* **Source excerpt**
.....

Dave’s Argentinian countryside trek has been the most popular to date. Was it the countryside, the best chardy EVER or the cricket butt that made that post popular? I would like to put it down towards the off the beaten path stories more than anything.
The good news is Dave continues that sense of adventure in this edition where he ventures over the Andes, off to Chi-Chi-Chile, Peru and Machu Picchu. There are winding roads, breathtaking views and local culture to soak up— but there are some obscure stories too including seal fights, South American candy and pimp stories.
Let’s hear it from our man Dave.
The Andes bus
I had two choices; one was to head up the coast of Chile and the other was to head up through the middle of Argentina, for better or worse, as you have already read, I chose Argentina.
One of the reasons I chose Argentina was I wanted to complete a bus trip over the Andes. The ride was on the most spectacular rides I’ve ever been on, we ascended up to 4500 metres making it the highest mountain drive in the world. The variation within the desert landscapes was amazing, lots of reds, browns, greys, yellows, greys and white salt plains, it’s what I imagine to be on the moon could be like.
The views from the top of the Andes seemed to go on forever and the road kept constantly switching back making it one of the windiest roads. If you ever get the chance, I would recommend it.
After reaching the first border at Argentina, we then passed a second border in Chile at the town of San Pedro, and then headed towards the coastal town of Arica.
The Chilean border patrol was very thorough, including requesting taking out my laptop battery. There lots of police dogs about the place, I assume they were looking for any potential drug smugglers in total I was on buses for 28 hours, by far the longest of my bus trips.
Unfortunately as mentioned I wasn’t in Chile long enough to get a good impression of it, this would be the same for Peru as I was only going to be there for 3 days.
From what I can tell, the Chileans are really friendly, everyone that I spoke to, local barman, the hostel owner, the “man bracelet” salesman were all enthusiastic about having a conversation with varying degrees of success. My Spanish hasn’t improved (not that I was making a serious attempt to learn) so I had to use a lot of hand movements to explain myself, this would involve several laughs though did have unintended consequences.
An example of this was the last night I was in Arica, after indicating to the barman that I wanted to go to a nightclub, he mistook that for a strip club, needless to say not quite what I was looking for.
Feeling my way around town
The town seemed to be very Americanised, there were lots of fast food franchises, plenty of banks, mobile phone shops and so on. South America generally doesn’t have these facilities in abundance, however one of Chile’s smaller towns had plenty of these facilities in abundance. The town also has a wider selection of food choices available (supermarket as well as restaurant choices) than anywhere else I’ve been in South America. This included Chinese and Seafood which I had not seen for a while it makes me wonder what Santiago would have been like.
Unfortunately I missed the summer here, while it appears to be set up for summer partying, and the weather was still hot, there really wasn’t much in the way of tourists about, and Arica is definitely a tourist town.

.....

* **Extracted records**
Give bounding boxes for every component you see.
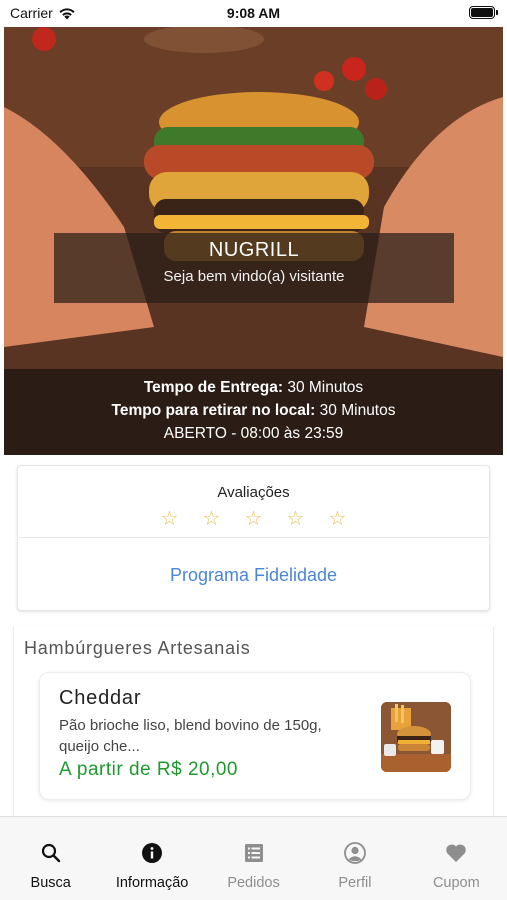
- product-name: Cheddar: [59, 687, 142, 709]
- heart-icon: [444, 841, 468, 865]
- battery-fill: [471, 8, 493, 17]
- restaurant-title-box: NUGRILL Seja bem vindo(a) visitante: [54, 233, 454, 303]
- bottom-tab-bar: Busca Informação Pedidos Perfil Cupom: [0, 816, 507, 900]
- tab-label: Cupom: [432, 875, 480, 891]
- star-icon[interactable]: ☆: [327, 508, 349, 530]
- delivery-info: Tempo de Entrega: 30 Minutos Tempo para …: [4, 369, 503, 455]
- delivery-time: Tempo de Entrega: 30 Minutos: [4, 376, 503, 399]
- pickup-time-value: 30 Minutos: [315, 402, 396, 419]
- star-icon[interactable]: ☆: [285, 508, 307, 530]
- tab-informacao[interactable]: Informação: [101, 817, 202, 900]
- star-icon[interactable]: ☆: [243, 508, 265, 530]
- info-icon: [140, 841, 164, 865]
- pickup-time: Tempo para retirar no local: 30 Minutos: [4, 399, 503, 422]
- tab-cupom[interactable]: Cupom: [406, 817, 507, 900]
- rating-stars[interactable]: ☆ ☆ ☆ ☆ ☆: [18, 508, 489, 530]
- pickup-time-label: Tempo para retirar no local:: [111, 402, 316, 419]
- tab-pedidos[interactable]: Pedidos: [203, 817, 304, 900]
- divider: [18, 537, 489, 538]
- product-card[interactable]: Cheddar Pão brioche liso, blend bovino d…: [39, 672, 471, 800]
- restaurant-name: NUGRILL: [208, 239, 300, 261]
- star-icon[interactable]: ☆: [159, 508, 181, 530]
- tab-label: Informação: [115, 875, 189, 891]
- ratings-title: Avaliações: [217, 484, 290, 501]
- star-icon[interactable]: ☆: [201, 508, 223, 530]
- delivery-time-value: 30 Minutos: [283, 379, 364, 396]
- category-title: Hambúrgueres Artesanais: [24, 638, 251, 658]
- category-section: Hambúrgueres Artesanais Cheddar Pão brio…: [13, 626, 494, 826]
- clock: 9:08 AM: [226, 5, 281, 21]
- opening-hours: ABERTO - 08:00 às 23:59: [163, 425, 344, 442]
- delivery-time-label: Tempo de Entrega:: [143, 379, 284, 396]
- loyalty-program-link[interactable]: Programa Fidelidade: [18, 565, 489, 586]
- restaurant-hero: NUGRILL Seja bem vindo(a) visitante Temp…: [4, 27, 503, 455]
- product-price: A partir de R$ 20,00: [59, 759, 238, 780]
- battery-nub: [496, 10, 498, 15]
- tab-label: Busca: [30, 875, 71, 891]
- profile-icon: [343, 841, 367, 865]
- battery-icon: [469, 6, 498, 19]
- welcome-message: Seja bem vindo(a) visitante: [163, 268, 345, 285]
- tab-perfil[interactable]: Perfil: [304, 817, 405, 900]
- product-thumbnail: [381, 702, 451, 772]
- status-bar: Carrier 9:08 AM: [0, 0, 507, 27]
- tab-label: Perfil: [338, 875, 372, 891]
- product-description: Pão brioche liso, blend bovino de 150g, …: [59, 717, 322, 755]
- tab-label: Pedidos: [227, 875, 280, 891]
- ratings-card: Avaliações ☆ ☆ ☆ ☆ ☆ Programa Fidelidade: [17, 465, 490, 611]
- tab-busca[interactable]: Busca: [0, 817, 101, 900]
- orders-icon: [242, 841, 266, 865]
- search-icon: [39, 841, 63, 865]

.....

* **What to work on**
- 1) In the travel post about Dave's trip over the Andes, how many hours in total was he on buses?
- 2) Continue the travel post about Dave's trip over the Andes from its last sentence.

* **Results by task**
- 1) 28 hours.

- 2)
After chilling out in Salta, there was more chilling out in Arica, this involved climbing the local hill to overlook the city itself, there are a few beaches and the town sits in the middle of a coastal desert. It was the first time I had ever been to a town that was essentially a desert, even though it was on the coast.
The views are spectacular and it’s the first time I’ve seen a city like it, I also spent a lot of time sitting on the beach, the first day I actually had the beach to myself. The only time I headed out was my last night here, where a pommy backpacker and I headed out in town.
Much like everywhere else in South America, locals don’t go out till late so it was very calm, though I suspect here many people don’t go out. I had a quality cheap meal, drank some very cheap beer (Chilean beer is also much better than anything else I’ve had in South America and also had a large selection unlike Argentina and Brazil which was quite limited) and drank some very cheap Jack Daniels.
After being directed to the dodgy strip bar which seemed to be the only thing happening in town, I promptly gave up on the night and headed back to the hostel.
Outdoor markets, Seals and an American Chevy
The following day, I had some time to kill before heading over the border to Peru, so I checked out the local markets, which were quite substantial in size.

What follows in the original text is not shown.